◆ What is being asked
Report how many lines hold the word "프로젝트입니다"; give nothing but the number.

◆ Items
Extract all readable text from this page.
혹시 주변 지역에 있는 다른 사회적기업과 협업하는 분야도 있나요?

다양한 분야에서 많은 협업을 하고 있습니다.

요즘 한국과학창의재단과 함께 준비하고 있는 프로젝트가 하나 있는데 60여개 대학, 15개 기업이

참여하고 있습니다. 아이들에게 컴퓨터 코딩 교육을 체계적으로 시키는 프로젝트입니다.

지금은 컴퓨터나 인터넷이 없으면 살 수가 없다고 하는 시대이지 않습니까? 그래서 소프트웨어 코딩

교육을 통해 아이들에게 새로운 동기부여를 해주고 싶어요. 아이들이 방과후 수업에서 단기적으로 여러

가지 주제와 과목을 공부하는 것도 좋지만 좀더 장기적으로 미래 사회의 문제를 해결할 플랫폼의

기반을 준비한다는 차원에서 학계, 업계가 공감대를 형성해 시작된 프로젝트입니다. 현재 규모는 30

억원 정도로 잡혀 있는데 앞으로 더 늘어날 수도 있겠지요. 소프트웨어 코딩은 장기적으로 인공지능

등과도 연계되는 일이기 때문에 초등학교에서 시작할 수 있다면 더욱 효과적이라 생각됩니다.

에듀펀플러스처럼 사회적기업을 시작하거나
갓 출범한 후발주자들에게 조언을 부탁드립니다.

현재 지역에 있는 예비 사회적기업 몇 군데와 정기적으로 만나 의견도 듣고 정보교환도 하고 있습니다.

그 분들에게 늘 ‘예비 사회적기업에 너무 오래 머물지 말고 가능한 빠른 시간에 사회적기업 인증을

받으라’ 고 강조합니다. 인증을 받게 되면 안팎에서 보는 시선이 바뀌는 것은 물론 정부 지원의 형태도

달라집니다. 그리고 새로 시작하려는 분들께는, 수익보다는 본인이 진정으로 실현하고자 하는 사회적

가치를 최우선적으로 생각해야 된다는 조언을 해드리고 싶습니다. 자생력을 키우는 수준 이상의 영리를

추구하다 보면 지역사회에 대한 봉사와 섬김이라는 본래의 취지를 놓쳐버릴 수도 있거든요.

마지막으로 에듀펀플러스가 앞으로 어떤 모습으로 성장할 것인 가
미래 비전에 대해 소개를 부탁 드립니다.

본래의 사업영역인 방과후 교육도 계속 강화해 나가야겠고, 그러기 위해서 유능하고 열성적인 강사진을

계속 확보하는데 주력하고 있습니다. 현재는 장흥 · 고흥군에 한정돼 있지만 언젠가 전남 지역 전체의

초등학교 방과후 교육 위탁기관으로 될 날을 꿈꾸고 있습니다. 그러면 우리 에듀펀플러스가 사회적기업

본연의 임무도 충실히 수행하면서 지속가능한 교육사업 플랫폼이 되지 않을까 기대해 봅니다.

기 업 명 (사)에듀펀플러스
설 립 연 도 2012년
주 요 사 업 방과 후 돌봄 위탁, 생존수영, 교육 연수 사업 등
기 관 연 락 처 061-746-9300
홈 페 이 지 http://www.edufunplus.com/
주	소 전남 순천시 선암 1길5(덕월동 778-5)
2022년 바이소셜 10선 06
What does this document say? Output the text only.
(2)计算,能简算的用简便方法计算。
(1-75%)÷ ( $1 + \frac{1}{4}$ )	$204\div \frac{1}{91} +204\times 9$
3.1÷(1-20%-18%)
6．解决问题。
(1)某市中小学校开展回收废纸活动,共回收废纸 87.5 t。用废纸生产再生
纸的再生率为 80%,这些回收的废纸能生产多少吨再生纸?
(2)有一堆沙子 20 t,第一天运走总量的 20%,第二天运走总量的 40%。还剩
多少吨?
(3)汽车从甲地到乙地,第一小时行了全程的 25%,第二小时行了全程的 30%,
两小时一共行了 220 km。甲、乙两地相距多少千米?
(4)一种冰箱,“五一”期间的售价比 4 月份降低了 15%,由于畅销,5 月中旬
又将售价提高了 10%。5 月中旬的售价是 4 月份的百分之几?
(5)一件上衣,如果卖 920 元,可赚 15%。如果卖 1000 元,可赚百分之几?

◆ Exercise output
2